**Material:**
----
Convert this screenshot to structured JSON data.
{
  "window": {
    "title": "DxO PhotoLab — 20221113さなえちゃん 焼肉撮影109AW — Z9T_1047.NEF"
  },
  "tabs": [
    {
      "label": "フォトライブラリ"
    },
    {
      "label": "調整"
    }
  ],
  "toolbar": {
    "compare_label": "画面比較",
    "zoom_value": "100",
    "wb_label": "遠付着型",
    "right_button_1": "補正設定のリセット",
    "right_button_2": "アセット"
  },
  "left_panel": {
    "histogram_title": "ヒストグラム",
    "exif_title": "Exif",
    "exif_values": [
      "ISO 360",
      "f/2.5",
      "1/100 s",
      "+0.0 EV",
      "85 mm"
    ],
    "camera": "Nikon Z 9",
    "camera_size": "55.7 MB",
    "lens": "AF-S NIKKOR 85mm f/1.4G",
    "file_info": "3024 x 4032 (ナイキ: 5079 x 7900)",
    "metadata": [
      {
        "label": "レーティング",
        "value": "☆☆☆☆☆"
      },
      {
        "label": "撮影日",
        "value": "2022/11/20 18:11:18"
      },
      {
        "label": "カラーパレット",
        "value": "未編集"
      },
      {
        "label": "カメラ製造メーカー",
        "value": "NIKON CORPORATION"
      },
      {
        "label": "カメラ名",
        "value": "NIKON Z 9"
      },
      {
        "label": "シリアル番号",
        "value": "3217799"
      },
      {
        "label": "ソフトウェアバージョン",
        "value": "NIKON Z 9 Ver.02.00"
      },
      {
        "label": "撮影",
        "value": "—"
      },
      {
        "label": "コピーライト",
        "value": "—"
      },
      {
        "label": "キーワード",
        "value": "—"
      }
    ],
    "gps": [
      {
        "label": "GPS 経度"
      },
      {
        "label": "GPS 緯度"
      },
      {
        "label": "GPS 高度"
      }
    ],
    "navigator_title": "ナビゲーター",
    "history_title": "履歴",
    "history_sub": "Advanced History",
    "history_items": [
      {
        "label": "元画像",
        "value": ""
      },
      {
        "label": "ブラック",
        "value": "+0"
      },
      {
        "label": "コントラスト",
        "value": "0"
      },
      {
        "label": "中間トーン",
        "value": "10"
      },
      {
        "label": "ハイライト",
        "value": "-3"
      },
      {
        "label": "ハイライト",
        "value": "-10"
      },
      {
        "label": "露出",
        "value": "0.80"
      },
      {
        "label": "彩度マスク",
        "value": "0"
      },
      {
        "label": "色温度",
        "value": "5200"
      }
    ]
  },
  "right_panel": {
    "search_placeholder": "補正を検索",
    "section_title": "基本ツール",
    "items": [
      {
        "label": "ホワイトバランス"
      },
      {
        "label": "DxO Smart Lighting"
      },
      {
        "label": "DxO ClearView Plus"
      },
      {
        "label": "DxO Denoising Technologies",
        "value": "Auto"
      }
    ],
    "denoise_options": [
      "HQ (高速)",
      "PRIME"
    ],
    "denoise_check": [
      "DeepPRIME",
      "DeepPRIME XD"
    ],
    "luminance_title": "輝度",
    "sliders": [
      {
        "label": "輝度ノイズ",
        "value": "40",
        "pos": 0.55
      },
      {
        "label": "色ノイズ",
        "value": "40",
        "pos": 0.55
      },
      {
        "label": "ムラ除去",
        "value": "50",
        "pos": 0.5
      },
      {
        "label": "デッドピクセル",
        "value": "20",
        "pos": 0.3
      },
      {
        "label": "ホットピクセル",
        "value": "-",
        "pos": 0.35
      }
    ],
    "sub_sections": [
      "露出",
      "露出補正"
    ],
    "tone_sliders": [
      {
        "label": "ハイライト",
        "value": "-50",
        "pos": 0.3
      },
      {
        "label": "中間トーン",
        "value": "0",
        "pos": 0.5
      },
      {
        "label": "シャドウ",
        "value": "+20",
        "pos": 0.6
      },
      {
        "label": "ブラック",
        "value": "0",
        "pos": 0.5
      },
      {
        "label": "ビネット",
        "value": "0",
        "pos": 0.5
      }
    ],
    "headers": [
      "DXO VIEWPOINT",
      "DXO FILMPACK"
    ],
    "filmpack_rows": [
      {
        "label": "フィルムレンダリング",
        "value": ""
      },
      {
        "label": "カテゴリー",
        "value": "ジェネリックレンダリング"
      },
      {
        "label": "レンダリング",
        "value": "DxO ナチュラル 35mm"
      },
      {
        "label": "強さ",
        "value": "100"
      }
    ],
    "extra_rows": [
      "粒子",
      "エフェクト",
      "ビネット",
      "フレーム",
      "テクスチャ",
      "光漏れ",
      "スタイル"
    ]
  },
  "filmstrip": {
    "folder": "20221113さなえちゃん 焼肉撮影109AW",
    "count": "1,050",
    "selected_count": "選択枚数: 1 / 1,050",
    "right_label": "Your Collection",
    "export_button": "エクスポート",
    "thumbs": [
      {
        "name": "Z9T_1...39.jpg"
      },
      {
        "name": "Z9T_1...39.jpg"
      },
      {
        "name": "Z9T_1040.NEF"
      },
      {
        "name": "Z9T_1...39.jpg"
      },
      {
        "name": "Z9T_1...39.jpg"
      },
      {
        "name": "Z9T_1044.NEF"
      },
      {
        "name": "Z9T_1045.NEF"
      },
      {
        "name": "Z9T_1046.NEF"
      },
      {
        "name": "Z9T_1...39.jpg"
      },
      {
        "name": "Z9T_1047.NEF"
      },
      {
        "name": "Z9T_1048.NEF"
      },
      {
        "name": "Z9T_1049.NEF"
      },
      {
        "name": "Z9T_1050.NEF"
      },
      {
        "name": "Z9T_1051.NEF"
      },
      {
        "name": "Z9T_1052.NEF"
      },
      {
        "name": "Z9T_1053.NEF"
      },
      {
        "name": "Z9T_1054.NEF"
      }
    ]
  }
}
----
**What is being asked:**
Retype the entries one by one, exactly.

**The reply:**
Convert this screenshot to structured JSON data.
{
  "window": {
    "title": "DxO PhotoLab — 20221113さなえちゃん 焼肉撮影109AW — Z9T_1047.NEF"
  },
  "tabs": [
    {
      "label": "フォトライブラリ"
    },
    {
      "label": "調整"
    }
  ],
  "toolbar": {
    "compare_label": "画面比較",
    "zoom_value": "100",
    "wb_label": "遠付着型",
    "right_button_1": "補正設定のリセット",
    "right_button_2": "アセット"
  },
  "left_panel": {
    "histogram_title": "ヒストグラム",
    "exif_title": "Exif",
    "exif_values": [
      "ISO 360",
      "f/2.5",
      "1/100 s",
      "+0.0 EV",
      "85 mm"
    ],
    "camera": "Nikon Z 9",
    "camera_size": "55.7 MB",
    "lens": "AF-S NIKKOR 85mm f/1.4G",
    "file_info": "3024 x 4032 (ナイキ: 5079 x 7900)",
    "metadata": [
      {
        "label": "レーティング",
        "value": "☆☆☆☆☆"
      },
      {
        "label": "撮影日",
        "value": "2022/11/20 18:11:18"
      },
      {
        "label": "カラーパレット",
        "value": "未編集"
      },
      {
        "label": "カメラ製造メーカー",
        "value": "NIKON CORPORATION"
      },
      {
        "label": "カメラ名",
        "value": "NIKON Z 9"
      },
      {
        "label": "シリアル番号",
        "value": "3217799"
      },
      {
        "label": "ソフトウェアバージョン",
        "value": "NIKON Z 9 Ver.02.00"
      },
      {
        "label": "撮影",
        "value": "—"
      },
      {
        "label": "コピーライト",
        "value": "—"
      },
      {
        "label": "キーワード",
        "value": "—"
      }
    ],
    "gps": [
      {
        "label": "GPS 経度"
      },
      {
        "label": "GPS 緯度"
      },
      {
        "label": "GPS 高度"
      }
    ],
    "navigator_title": "ナビゲーター",
    "history_title": "履歴",
    "history_sub": "Advanced History",
    "history_items": [
      {
        "label": "元画像",
        "value": ""
      },
      {
        "label": "ブラック",
        "value": "+0"
      },
      {
        "label": "コントラスト",
        "value": "0"
      },
      {
        "label": "中間トーン",
        "value": "10"
      },
      {
        "label": "ハイライト",
        "value": "-3"
      },
      {
        "label": "ハイライト",
        "value": "-10"
      },
      {
        "label": "露出",
        "value": "0.80"
      },
      {
        "label": "彩度マスク",
        "value": "0"
      },
      {
        "label": "色温度",
        "value": "5200"
      }
    ]
  },
  "right_panel": {
    "search_placeholder": "補正を検索",
    "section_title": "基本ツール",
    "items": [
      {
        "label": "ホワイトバランス"
      },
      {
        "label": "DxO Smart Lighting"
      },
      {
        "label": "DxO ClearView Plus"
      },
      {
        "label": "DxO Denoising Technologies",
        "value": "Auto"
      }
    ],
    "denoise_options": [
      "HQ (高速)",
      "PRIME"
    ],
    "denoise_check": [
      "DeepPRIME",
      "DeepPRIME XD"
    ],
    "luminance_title": "輝度",
    "sliders": [
      {
        "label": "輝度ノイズ",
        "value": "40",
        "pos": 0.55
      },
      {
        "label": "色ノイズ",
        "value": "40",
        "pos": 0.55
      },
      {
        "label": "ムラ除去",
        "value": "50",
        "pos": 0.5
      },
      {
        "label": "デッドピクセル",
        "value": "20",
        "pos": 0.3
      },
      {
        "label": "ホットピクセル",
        "value": "-",
        "pos": 0.35
      }
    ],
    "sub_sections": [
      "露出",
      "露出補正"
    ],
    "tone_sliders": [
      {
        "label": "ハイライト",
        "value": "-50",
        "pos": 0.3
      },
      {
        "label": "中間トーン",
        "value": "0",
        "pos": 0.5
      },
      {
        "label": "シャドウ",
        "value": "+20",
        "pos": 0.6
      },
      {
        "label": "ブラック",
        "value": "0",
        "pos": 0.5
      },
      {
        "label": "ビネット",
        "value": "0",
        "pos": 0.5
      }
    ],
    "headers": [
      "DXO VIEWPOINT",
      "DXO FILMPACK"
    ],
    "filmpack_rows": [
      {
        "label": "フィルムレンダリング",
        "value": ""
      },
      {
        "label": "カテゴリー",
        "value": "ジェネリックレンダリング"
      },
      {
        "label": "レンダリング",
        "value": "DxO ナチュラル 35mm"
      },
      {
        "label": "強さ",
        "value": "100"
      }
    ],
    "extra_rows": [
      "粒子",
      "エフェクト",
      "ビネット",
      "フレーム",
      "テクスチャ",
      "光漏れ",
      "スタイル"
    ]
  },
  "filmstrip": {
    "folder": "20221113さなえちゃん 焼肉撮影109AW",
    "count": "1,050",
    "selected_count": "選択枚数: 1 / 1,050",
    "right_label": "Your Collection",
    "export_button": "エクスポート",
    "thumbs": [
      {
        "name": "Z9T_1...39.jpg"
      },
      {
        "name": "Z9T_1...39.jpg"
      },
      {
        "name": "Z9T_1040.NEF"
      },
      {
        "name": "Z9T_1...39.jpg"
      },
      {
        "name": "Z9T_1...39.jpg"
      },
      {
        "name": "Z9T_1044.NEF"
      },
      {
        "name": "Z9T_1045.NEF"
      },
      {
        "name": "Z9T_1046.NEF"
      },
      {
        "name": "Z9T_1...39.jpg"
      },
      {
        "name": "Z9T_1047.NEF"
      },
      {
        "name": "Z9T_1048.NEF"
      },
      {
        "name": "Z9T_1049.NEF"
      },
      {
        "name": "Z9T_1050.NEF"
      },
      {
        "name": "Z9T_1051.NEF"
      },
      {
        "name": "Z9T_1052.NEF"
      },
      {
        "name": "Z9T_1053.NEF"
      },
      {
        "name": "Z9T_1054.NEF"
      }
    ]
  }
}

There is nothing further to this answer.